■ EXERCISE INSTRUCTIONS ■
Find each line holding "High" and copy it out.

■ DATASET ENTRIES ■
────────────────────────────────────────
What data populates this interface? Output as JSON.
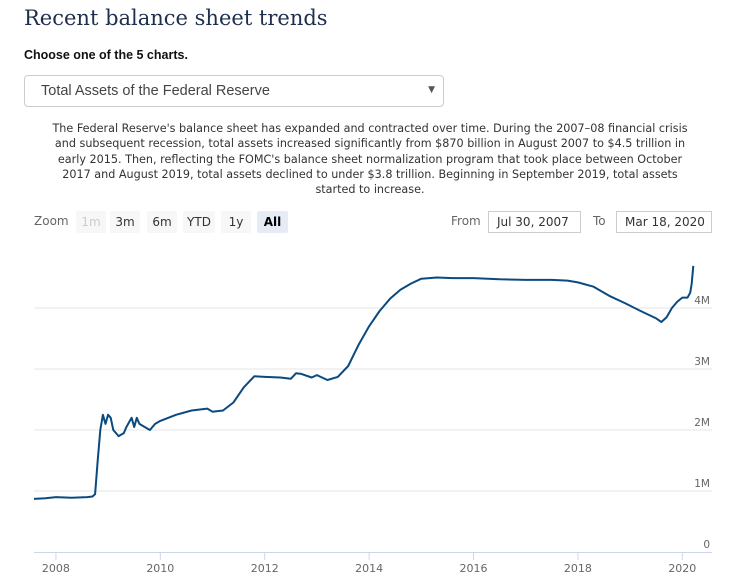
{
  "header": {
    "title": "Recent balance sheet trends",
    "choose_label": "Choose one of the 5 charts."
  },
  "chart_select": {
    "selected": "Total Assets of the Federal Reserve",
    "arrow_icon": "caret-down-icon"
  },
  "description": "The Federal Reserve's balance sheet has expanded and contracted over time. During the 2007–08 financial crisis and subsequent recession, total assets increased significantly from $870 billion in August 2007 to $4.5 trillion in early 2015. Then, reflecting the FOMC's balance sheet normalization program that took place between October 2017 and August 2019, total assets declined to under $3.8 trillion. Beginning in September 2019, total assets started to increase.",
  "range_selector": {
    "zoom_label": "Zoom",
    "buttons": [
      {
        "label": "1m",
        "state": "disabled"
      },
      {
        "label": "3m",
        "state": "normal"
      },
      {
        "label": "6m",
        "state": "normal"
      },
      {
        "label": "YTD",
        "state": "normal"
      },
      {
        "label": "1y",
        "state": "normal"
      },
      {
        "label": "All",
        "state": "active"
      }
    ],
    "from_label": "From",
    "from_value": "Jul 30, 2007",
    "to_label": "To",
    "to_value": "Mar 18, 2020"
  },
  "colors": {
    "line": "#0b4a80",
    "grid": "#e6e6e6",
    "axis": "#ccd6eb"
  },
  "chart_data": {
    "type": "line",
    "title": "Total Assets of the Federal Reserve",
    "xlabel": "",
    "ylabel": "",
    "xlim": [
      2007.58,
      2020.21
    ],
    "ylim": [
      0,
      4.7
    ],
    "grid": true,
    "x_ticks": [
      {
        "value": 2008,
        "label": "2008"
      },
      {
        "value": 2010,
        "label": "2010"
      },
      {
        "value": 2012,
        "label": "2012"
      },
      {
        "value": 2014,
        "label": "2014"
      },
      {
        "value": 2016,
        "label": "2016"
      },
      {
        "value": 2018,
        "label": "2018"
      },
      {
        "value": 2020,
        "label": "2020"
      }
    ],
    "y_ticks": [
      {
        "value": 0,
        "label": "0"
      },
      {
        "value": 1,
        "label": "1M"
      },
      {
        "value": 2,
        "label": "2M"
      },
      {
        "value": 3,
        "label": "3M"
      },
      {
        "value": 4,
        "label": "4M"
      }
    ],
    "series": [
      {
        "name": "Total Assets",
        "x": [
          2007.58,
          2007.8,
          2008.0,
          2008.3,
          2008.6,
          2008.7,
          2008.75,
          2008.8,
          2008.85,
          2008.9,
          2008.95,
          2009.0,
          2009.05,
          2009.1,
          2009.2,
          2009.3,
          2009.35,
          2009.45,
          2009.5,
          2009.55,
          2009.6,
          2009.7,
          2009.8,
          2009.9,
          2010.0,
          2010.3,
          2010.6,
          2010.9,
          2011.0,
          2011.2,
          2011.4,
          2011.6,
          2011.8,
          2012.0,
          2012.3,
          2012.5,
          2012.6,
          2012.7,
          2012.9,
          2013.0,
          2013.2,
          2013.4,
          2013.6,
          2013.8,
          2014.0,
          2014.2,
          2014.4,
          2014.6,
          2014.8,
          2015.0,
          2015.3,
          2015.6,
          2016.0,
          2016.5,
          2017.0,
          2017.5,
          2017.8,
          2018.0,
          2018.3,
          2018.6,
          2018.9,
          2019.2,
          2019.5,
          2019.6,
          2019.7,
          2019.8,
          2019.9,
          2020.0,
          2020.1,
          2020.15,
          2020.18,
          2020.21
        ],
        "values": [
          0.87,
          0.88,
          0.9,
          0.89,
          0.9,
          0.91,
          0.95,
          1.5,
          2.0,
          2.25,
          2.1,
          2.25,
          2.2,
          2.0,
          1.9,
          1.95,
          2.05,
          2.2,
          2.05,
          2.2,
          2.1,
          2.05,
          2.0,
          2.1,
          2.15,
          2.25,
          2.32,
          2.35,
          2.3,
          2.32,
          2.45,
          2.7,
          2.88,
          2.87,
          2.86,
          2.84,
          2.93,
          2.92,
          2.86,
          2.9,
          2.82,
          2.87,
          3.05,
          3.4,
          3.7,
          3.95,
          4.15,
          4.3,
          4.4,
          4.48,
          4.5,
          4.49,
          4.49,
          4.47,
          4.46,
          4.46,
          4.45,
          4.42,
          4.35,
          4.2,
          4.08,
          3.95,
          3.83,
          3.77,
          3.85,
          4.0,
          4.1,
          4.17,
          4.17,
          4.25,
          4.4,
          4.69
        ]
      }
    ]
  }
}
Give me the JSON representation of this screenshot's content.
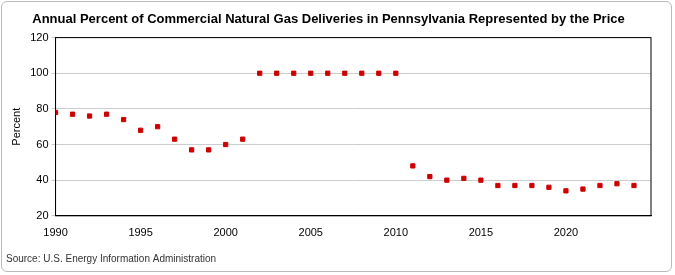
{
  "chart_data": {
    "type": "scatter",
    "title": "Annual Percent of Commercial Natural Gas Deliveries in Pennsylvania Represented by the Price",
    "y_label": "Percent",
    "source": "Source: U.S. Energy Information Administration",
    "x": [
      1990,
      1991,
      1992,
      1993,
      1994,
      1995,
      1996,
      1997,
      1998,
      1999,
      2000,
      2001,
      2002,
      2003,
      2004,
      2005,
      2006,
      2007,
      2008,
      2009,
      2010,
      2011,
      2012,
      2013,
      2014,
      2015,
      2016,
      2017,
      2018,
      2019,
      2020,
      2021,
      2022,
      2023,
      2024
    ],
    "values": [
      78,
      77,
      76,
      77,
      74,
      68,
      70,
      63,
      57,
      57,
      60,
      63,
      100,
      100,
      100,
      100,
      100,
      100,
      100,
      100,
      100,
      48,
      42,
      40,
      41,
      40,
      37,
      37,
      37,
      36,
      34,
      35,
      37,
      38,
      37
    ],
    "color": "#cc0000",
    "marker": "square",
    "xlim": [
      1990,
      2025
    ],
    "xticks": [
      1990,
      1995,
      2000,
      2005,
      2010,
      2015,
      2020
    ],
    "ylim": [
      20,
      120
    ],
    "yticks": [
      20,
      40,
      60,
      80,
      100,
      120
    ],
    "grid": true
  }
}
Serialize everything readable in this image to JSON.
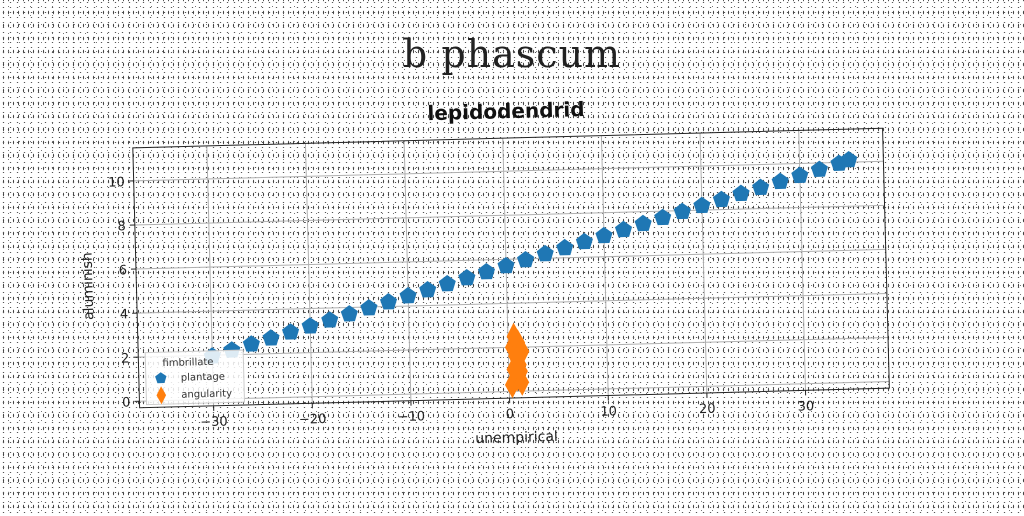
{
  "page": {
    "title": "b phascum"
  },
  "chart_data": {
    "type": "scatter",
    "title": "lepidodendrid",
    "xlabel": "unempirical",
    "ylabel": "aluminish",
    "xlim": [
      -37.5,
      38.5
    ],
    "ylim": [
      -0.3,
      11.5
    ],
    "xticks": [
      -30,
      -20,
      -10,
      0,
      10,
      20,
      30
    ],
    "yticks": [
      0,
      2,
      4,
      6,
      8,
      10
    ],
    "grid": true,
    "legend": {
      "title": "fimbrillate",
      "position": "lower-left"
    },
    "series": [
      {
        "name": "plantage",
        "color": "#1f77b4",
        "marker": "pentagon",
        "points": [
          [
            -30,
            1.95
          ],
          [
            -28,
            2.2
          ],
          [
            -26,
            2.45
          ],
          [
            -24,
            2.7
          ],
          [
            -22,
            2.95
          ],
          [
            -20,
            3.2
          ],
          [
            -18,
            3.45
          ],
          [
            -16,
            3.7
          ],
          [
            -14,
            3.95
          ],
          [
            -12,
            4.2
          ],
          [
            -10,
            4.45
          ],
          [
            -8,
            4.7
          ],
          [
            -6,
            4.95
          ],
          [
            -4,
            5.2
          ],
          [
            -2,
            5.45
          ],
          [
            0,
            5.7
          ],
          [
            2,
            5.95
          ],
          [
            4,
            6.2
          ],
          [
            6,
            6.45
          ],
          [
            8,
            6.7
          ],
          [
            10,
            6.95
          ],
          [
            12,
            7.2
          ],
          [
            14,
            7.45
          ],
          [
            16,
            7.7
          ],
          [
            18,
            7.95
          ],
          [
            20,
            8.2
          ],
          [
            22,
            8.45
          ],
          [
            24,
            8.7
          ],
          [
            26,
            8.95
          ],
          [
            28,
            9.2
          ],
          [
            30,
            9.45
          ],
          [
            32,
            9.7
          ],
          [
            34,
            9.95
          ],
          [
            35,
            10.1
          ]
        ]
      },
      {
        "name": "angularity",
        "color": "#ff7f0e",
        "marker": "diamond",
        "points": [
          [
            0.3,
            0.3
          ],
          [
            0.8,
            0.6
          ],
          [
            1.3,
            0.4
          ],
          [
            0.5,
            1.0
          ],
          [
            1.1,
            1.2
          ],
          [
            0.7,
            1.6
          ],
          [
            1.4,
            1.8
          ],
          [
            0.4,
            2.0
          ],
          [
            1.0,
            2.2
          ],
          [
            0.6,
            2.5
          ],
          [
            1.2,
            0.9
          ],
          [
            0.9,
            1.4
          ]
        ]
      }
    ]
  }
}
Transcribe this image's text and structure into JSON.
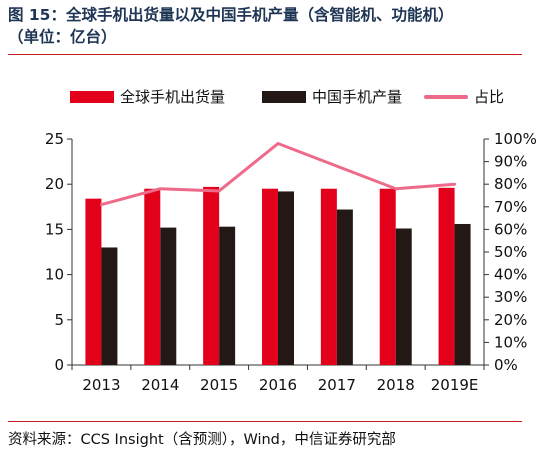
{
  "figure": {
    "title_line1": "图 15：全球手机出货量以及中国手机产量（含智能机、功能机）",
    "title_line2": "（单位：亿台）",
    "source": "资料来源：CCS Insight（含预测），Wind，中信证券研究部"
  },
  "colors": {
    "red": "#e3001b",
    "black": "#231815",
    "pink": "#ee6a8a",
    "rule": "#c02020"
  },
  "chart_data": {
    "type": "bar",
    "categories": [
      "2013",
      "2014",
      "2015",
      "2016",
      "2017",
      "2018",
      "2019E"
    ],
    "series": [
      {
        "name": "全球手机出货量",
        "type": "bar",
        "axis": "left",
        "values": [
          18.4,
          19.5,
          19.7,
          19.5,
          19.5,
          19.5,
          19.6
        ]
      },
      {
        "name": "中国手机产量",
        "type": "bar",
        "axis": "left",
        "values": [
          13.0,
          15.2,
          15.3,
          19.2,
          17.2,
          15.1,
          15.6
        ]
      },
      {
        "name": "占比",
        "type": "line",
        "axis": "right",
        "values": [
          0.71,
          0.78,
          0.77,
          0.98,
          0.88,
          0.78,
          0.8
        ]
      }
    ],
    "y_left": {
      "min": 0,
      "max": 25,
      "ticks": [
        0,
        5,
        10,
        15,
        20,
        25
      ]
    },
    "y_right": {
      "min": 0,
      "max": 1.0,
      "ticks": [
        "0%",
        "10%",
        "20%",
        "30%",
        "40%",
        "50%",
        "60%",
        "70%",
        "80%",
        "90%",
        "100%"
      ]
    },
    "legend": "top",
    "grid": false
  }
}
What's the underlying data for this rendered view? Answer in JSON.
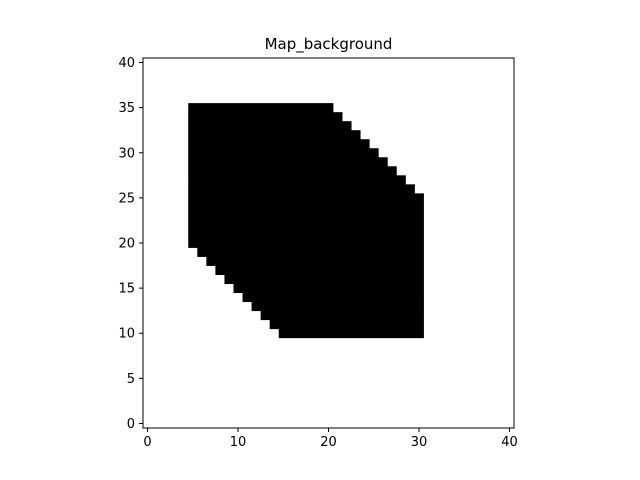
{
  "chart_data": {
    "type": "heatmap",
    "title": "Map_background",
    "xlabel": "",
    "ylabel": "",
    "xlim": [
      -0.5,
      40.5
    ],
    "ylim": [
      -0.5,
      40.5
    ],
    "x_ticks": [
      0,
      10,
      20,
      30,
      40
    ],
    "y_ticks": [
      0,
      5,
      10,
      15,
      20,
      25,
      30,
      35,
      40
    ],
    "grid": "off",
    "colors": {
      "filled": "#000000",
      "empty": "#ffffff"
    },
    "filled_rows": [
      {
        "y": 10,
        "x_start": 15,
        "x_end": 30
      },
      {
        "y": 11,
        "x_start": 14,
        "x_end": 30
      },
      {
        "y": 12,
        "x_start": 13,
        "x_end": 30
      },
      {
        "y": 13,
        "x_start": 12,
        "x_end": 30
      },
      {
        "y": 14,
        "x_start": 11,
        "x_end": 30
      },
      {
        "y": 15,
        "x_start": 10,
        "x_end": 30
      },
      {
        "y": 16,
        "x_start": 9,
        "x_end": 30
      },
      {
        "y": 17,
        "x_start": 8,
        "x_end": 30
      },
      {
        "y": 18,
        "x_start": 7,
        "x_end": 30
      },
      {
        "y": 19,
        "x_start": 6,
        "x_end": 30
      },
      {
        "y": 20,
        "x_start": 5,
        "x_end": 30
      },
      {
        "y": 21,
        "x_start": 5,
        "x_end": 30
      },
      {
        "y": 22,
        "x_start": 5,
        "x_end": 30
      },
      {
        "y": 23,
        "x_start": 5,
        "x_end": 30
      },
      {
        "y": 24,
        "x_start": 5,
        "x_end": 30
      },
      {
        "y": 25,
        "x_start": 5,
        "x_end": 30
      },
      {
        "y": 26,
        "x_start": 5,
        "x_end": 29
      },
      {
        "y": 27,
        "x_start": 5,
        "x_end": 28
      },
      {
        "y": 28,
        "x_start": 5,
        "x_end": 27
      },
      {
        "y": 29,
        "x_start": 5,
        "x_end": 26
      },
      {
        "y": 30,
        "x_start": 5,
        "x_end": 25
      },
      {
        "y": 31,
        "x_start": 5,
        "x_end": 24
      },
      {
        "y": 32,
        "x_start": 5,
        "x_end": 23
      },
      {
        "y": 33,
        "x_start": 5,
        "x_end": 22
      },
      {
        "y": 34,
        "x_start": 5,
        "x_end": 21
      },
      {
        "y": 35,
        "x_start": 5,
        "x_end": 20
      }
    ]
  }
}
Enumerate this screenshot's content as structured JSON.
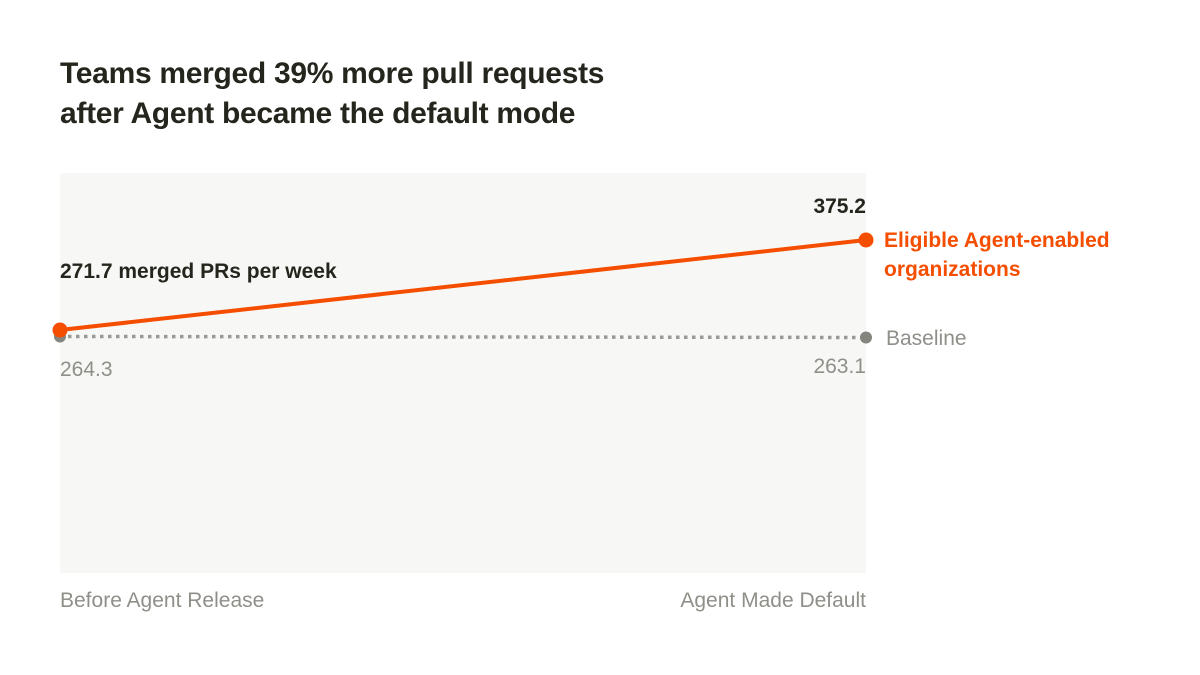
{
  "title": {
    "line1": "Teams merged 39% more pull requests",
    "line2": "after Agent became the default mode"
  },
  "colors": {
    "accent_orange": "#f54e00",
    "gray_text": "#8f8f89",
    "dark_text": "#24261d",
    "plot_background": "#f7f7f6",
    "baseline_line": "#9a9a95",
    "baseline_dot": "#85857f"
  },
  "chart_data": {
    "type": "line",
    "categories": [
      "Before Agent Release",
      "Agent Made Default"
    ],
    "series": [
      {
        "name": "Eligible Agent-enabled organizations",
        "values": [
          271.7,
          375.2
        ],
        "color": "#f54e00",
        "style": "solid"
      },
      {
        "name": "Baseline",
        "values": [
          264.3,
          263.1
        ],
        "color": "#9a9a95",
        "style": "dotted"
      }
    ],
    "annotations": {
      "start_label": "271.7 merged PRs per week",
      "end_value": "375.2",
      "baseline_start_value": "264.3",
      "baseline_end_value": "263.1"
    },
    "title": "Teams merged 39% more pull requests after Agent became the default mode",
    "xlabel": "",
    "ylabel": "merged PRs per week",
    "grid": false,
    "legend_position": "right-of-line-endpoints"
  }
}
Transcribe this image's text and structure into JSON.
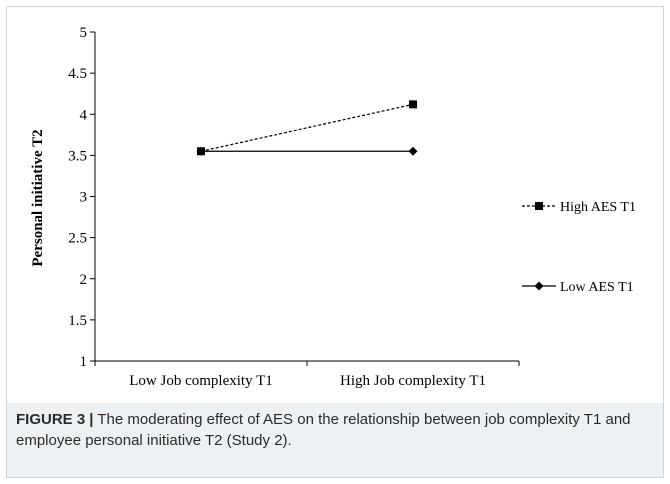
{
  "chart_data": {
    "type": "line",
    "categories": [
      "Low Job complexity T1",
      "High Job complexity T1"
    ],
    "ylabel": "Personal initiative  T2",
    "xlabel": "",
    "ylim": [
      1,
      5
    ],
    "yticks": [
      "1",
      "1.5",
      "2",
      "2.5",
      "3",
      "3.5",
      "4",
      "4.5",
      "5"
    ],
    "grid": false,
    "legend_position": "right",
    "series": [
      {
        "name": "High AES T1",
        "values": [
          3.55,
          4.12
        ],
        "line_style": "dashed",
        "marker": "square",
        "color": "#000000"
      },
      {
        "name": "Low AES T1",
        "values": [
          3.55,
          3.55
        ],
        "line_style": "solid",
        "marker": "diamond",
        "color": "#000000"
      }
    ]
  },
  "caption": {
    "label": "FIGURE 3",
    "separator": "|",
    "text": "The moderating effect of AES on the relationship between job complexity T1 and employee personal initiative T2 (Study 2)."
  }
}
────────────────────────────────────────
■ RESPONSE ■
      "High Job complexity T1"
        "name": "High AES T1",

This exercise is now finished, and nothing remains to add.